[Stored entries]
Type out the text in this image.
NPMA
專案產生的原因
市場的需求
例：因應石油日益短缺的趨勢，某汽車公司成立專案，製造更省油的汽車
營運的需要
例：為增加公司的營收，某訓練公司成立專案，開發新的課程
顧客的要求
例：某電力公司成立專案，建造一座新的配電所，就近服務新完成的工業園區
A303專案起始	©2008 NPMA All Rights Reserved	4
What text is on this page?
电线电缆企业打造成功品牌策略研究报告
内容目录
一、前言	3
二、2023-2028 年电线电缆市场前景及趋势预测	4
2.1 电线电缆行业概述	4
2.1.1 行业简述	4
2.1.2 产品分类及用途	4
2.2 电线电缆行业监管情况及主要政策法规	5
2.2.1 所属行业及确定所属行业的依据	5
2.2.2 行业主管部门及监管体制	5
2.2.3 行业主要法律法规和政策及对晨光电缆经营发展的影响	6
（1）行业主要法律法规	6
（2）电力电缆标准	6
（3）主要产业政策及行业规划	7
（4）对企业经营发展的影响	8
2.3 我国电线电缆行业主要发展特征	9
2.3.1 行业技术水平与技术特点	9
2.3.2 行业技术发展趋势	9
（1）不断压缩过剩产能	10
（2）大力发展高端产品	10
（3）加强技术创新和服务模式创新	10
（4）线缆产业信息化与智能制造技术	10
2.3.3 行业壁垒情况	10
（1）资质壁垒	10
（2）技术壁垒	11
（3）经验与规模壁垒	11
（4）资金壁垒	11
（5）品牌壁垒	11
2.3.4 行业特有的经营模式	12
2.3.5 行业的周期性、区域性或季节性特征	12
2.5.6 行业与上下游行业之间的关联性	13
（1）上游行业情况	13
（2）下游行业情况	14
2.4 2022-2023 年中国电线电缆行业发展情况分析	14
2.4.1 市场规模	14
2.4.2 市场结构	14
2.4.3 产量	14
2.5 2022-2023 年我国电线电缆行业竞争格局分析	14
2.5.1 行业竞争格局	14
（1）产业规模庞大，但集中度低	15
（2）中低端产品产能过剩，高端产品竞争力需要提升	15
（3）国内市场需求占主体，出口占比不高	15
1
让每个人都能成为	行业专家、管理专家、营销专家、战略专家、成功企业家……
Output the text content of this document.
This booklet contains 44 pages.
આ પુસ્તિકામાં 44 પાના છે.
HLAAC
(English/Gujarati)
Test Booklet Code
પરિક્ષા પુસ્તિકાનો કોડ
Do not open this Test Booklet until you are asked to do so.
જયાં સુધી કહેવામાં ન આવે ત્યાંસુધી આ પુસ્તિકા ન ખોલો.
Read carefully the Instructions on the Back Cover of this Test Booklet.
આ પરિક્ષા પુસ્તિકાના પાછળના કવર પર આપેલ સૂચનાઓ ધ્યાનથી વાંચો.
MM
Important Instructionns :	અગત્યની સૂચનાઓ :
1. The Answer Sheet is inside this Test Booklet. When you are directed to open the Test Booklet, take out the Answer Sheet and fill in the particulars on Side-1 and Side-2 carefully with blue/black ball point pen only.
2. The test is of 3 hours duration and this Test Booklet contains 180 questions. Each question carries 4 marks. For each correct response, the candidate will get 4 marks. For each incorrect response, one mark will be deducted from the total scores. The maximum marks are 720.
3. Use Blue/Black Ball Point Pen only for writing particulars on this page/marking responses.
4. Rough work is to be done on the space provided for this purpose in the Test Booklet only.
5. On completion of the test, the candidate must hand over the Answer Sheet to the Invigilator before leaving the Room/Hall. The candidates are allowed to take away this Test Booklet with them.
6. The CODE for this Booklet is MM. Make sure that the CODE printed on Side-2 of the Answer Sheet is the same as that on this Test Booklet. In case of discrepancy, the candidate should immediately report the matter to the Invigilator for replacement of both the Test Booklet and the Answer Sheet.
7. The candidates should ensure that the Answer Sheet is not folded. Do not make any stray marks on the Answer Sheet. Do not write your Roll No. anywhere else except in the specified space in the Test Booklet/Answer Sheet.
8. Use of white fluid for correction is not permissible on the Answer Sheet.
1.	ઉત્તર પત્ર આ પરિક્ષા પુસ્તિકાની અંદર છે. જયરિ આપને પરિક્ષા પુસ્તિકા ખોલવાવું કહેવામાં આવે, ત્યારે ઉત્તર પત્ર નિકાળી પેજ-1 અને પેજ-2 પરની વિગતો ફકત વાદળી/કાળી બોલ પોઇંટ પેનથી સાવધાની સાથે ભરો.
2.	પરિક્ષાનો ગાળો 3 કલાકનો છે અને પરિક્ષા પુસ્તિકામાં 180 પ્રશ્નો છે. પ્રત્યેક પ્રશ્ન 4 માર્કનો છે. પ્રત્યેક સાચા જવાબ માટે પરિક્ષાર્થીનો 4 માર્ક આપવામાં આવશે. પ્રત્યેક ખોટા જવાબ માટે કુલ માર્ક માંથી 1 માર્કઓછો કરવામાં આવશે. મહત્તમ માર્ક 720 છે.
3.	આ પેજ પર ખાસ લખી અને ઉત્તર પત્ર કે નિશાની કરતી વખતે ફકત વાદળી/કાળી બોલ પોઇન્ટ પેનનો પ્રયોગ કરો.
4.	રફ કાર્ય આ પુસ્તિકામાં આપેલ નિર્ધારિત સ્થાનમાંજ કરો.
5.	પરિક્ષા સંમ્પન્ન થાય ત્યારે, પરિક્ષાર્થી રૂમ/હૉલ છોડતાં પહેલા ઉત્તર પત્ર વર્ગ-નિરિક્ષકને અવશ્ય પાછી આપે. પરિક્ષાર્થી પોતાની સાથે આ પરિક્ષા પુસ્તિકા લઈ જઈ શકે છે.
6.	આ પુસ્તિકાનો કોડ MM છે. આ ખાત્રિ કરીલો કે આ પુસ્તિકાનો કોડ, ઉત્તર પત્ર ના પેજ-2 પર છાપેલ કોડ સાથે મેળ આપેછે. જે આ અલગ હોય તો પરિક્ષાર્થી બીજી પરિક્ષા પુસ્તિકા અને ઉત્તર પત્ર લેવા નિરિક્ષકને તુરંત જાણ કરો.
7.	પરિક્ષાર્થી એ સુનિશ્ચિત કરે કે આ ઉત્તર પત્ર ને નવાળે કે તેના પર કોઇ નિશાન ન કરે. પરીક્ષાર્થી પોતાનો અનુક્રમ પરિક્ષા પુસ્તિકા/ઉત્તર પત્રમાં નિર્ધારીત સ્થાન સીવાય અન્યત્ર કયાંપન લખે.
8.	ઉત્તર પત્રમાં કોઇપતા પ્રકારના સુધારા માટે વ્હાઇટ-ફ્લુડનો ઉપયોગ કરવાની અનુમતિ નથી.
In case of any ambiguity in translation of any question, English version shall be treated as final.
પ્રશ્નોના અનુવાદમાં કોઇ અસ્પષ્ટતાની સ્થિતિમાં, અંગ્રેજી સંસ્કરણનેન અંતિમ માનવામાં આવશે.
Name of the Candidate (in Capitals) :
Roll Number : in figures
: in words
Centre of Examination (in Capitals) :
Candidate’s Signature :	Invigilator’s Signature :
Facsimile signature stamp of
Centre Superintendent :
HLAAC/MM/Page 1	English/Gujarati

**Problem description**
Where a line above holds the string "Gujarati", show that line.

**Task output**
(English/Gujarati)
HLAAC/MM/Page 1	English/Gujarati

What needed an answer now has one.